**Tarefas a realizar**
**1)** No texto de leitura, que punições a assembleia decidiu aplicar aos habitantes de Mitilene na primeira deliberação?
**2)** Reescreva em forma de lista o parágrafo do texto de leitura que começa por "Um conhecido adágio grego", mantendo seus fatos principais.
**3)** Dê prosseguimento ao texto de leitura sobre Giannotti e Tucídides, começando logo após a última frase apresentada.

━━━ Texto de leitura

Em manifestações recentes (1), José Arthur Giannotti enunciou sua doutrina sobre a vida pública, postulando a amoralidade, a mentira do poderoso, a manipulação das instituições, concebendo a política como guerra e seus atos como saque, vindicando alianças injustificáveis, reduzindo o juízo moral a arma para acuar o adversário. Toda essa teia é perpassada pela concepção de que o positivo, aquilo que é, deve ser. Entretanto, se a política não é uma associação de santos, não resulta que deva ser uma disputa entre malfeitores ou ter vocação para a ditadura. A fala atual de Giannotti anexa, a Maquiavel e Platão já evocados em outros de seus pronunciamentos, uma propaganda de direita, ao modo de Carl Schmitt (1888-1985), como o decisionismo e a antítese amigo-inimigo, reativada pelo jurista na justificação do nazismo.
Urge sair das operações doutrinárias imediatas que manipulam teorias e conceitos políticos para legitimar escândalos, a fim de expor tais ideologias.
Um conhecido adágio grego preconiza beneficiar os amigos e prejudicar os inimigos (2). A crítica a esse preceito vulgar, na literatura grega, perpassa a poesia arcaica, os trágicos, os historiadores, a filosofia. Para examinar esse tema, escolhi a reflexão de Tucídides sobre formas de poder no império ateniense, focalizando os discursos sobre as represálias à revolta de Mitilene, colônia de Atenas. Na primeira deliberação da assembléia, os homens adultos foram condenados à morte, as mulheres e crianças reduzidas à escravidão; em seguida, cogitou-se de rediscutir as condenações. Nesse passo, defrontam-se Cleon e Diodato, cujos discursos coincidem em sustentar o império, mas assumem rumos divergentes: o primeiro preconiza a força e eficácia imediata dos atos, o segundo persegue a prudência e poder persuasivo da palavra.

━━━━━━
━━━ Dados fornecidos

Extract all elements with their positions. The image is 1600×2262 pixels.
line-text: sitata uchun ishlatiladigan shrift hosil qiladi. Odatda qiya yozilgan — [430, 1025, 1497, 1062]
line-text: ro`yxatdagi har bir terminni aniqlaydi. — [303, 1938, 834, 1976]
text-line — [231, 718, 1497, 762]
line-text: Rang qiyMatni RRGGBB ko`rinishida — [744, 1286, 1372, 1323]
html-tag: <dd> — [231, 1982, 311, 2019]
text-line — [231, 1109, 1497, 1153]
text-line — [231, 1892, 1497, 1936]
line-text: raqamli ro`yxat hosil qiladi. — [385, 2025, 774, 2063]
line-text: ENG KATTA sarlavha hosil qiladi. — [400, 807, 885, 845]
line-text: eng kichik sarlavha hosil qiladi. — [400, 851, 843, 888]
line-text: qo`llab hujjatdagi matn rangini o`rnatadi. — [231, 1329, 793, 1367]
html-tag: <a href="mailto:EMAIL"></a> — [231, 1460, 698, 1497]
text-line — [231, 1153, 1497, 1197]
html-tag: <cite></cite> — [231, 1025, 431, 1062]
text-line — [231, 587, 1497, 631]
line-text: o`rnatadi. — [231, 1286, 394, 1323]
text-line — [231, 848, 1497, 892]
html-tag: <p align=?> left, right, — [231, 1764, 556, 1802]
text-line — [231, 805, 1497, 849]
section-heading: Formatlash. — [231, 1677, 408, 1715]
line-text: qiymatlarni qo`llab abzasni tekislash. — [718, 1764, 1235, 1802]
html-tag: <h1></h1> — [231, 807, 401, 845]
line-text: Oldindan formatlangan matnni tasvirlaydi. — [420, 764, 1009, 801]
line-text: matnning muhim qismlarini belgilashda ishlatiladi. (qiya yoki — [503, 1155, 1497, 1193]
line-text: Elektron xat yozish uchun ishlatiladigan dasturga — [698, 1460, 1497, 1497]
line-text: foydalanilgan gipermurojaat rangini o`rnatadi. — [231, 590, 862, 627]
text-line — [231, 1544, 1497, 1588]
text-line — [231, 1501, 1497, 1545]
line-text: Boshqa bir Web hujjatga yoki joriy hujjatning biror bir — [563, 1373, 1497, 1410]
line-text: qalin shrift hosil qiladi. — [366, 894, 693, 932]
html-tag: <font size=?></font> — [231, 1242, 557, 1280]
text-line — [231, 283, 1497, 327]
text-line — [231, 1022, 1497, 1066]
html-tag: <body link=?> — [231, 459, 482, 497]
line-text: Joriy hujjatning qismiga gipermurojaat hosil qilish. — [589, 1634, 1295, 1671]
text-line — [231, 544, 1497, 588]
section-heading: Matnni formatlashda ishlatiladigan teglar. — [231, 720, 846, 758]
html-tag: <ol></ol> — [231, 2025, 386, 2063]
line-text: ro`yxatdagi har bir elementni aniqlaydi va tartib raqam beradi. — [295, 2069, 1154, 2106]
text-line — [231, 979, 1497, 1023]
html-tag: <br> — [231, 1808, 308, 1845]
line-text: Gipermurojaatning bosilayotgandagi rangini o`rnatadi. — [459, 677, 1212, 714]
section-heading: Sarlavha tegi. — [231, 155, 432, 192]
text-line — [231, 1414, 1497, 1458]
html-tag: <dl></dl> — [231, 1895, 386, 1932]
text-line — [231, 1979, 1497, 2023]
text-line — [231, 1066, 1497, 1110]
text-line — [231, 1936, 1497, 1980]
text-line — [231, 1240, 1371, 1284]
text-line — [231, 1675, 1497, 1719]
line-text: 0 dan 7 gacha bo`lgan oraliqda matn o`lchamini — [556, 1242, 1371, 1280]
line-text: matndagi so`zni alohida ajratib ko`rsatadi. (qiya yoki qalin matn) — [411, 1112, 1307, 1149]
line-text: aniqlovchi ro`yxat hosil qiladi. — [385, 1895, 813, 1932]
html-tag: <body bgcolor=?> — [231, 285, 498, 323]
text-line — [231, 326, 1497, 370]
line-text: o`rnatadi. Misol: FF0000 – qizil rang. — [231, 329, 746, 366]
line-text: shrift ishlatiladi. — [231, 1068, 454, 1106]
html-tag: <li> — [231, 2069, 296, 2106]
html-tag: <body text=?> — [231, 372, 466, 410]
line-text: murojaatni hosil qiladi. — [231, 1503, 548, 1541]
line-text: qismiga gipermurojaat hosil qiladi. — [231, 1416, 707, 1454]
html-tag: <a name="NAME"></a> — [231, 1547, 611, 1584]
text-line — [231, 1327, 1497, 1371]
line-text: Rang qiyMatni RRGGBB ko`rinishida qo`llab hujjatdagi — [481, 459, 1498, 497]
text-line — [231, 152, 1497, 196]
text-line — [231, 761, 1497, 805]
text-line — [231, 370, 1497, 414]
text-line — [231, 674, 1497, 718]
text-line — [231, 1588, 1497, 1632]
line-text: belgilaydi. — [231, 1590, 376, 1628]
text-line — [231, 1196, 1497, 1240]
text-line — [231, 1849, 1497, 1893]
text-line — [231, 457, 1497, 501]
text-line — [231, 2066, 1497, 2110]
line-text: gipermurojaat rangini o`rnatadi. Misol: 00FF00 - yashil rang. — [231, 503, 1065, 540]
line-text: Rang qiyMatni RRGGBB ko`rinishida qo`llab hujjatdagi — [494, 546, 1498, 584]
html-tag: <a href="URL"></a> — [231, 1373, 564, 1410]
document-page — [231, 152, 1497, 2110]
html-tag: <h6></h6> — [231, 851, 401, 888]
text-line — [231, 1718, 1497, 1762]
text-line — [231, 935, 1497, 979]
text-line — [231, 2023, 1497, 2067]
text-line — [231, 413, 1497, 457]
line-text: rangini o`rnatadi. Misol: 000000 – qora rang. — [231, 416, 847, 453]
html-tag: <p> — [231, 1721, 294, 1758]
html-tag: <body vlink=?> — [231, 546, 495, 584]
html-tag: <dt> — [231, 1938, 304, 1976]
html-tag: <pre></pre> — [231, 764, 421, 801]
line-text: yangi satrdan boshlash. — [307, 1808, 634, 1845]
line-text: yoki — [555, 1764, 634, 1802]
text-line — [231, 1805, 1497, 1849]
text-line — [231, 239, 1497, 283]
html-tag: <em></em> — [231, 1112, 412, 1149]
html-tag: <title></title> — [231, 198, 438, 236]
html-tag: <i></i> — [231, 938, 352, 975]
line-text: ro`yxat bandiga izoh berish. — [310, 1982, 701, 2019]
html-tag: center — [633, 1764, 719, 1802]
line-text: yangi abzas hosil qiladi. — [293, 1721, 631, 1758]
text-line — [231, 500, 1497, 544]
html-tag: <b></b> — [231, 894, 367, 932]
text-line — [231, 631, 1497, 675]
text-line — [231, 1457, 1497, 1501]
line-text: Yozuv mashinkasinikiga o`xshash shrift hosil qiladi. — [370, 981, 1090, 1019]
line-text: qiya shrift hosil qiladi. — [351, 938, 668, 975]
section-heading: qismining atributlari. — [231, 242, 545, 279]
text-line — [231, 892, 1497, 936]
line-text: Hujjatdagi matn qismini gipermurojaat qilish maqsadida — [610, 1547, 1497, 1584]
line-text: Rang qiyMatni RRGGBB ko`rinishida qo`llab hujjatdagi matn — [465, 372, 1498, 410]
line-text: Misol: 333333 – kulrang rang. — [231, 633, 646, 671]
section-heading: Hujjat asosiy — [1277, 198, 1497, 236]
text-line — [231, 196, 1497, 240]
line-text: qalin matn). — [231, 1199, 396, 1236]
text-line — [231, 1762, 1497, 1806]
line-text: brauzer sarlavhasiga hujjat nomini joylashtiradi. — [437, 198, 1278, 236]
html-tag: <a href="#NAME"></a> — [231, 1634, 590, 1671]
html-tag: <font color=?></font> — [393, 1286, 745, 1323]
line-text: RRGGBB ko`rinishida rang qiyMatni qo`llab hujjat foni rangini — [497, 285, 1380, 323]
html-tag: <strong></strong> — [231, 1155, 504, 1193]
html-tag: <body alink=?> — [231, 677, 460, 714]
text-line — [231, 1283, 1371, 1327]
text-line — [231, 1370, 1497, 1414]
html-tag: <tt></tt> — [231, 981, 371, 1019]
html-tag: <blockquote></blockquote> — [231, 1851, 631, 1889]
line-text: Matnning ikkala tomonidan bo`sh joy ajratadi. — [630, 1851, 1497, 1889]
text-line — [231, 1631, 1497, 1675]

━━━━━━

**Respostas das tarefas**
**1)** Os homens adultos foram condenados à morte, e as mulheres e crianças foram reduzidas à escravidão.

**2)**
- Um adágio grego conhecido recomenda beneficiar os amigos e prejudicar os inimigos.
- Na literatura grega, esse preceito é criticado pela poesia arcaica, pelos trágicos, pelos historiadores e pela filosofia.
- Para examinar o tema, o autor escolhe a reflexão de Tucídides sobre formas de poder no império ateniense.
- O foco está nos discursos sobre as represálias à revolta de Mitilene, colônia de Atenas.
- Na primeira deliberação da assembleia, os homens adultos foram condenados à morte, e as mulheres e crianças foram escravizadas. Depois, cogitou-se rediscutir as condenações.
- Cleon e Diodato se confrontam. Ambos sustentam o império, mas seguem rumos diferentes:
  - Cleon defende a força e a eficácia imediata dos atos;
  - Diodato busca a prudência e o poder persuasivo da palavra.

**3)**
Cleon é descrito como "o mais violento dos cidadãos e (...) o mais digno de fé junto ao povo" (III, 36, 3). Vitorioso na moção sobre as penas capitais, voltou ele à carga, alertando contra as palavras engenhosas que poderiam enfraquecer a ação repressiva, certo de que sem terror não se sustenta a dominação ateniense. Seu diagnóstico da moderação tendente a atenuar as penas aponta o erro de transpor os usos vigentes na "pólis" para a colônia: se em uma o cotidiano é amistoso, o mesmo não acontece na outra, lugar do inimigo.
A oposição amigo-inimigo como categoria sociojurídica, em seu percurso especulativo, constitui uma viga mestra do pensamento autoritário. Na época atual, C. Schmitt, o teórico do nazismo, revivificou a antítese amigo-inimigo como critério político autônomo, indicando o seu significado: determinar pontos-limite de união e ruptura sem que outros juízos intervenham, projetando o antagonismo político para o absoluto. "Não é necessário que o inimigo político seja moralmente mau ou esteticamente feio; ele não precisa necessariamente se apresentar como concorrente econômico e pode até mesmo ser vantajoso negociar com ele. Ele é apenas "o outro", o estrangeiro, bastando, para sua essência, que ele seja, num sentido particularmente intenso, algo alheio e estranho (...)" (3).
Voltemos a Tucídides. Na fala do truculento Cleon, a separação entre atenienses, cujas inter-relações são amigáveis, e seus adversários, postos em plano antagônico, se articula a outro elemento fundamental: garantir o poder pela força, fechando os ouvidos ao adversário: "(...) Não estais refletindo que o império que detendes é uma tirania, com súditos involuntários conspirando contra vós, obedecendo não porque estejam atentos a que sejais benéficos prejudicando a vós próprios, sendo antes pela força que pela boa intenção deles que prevalecereis" (III, 37, 2). Não ficar cego à essência do poder postula a relutância em ouvir por parte do inimigo, correlata à recusa de escutá-los, elidindo-se assim as fontes de piedade ou persuasão por parte deles.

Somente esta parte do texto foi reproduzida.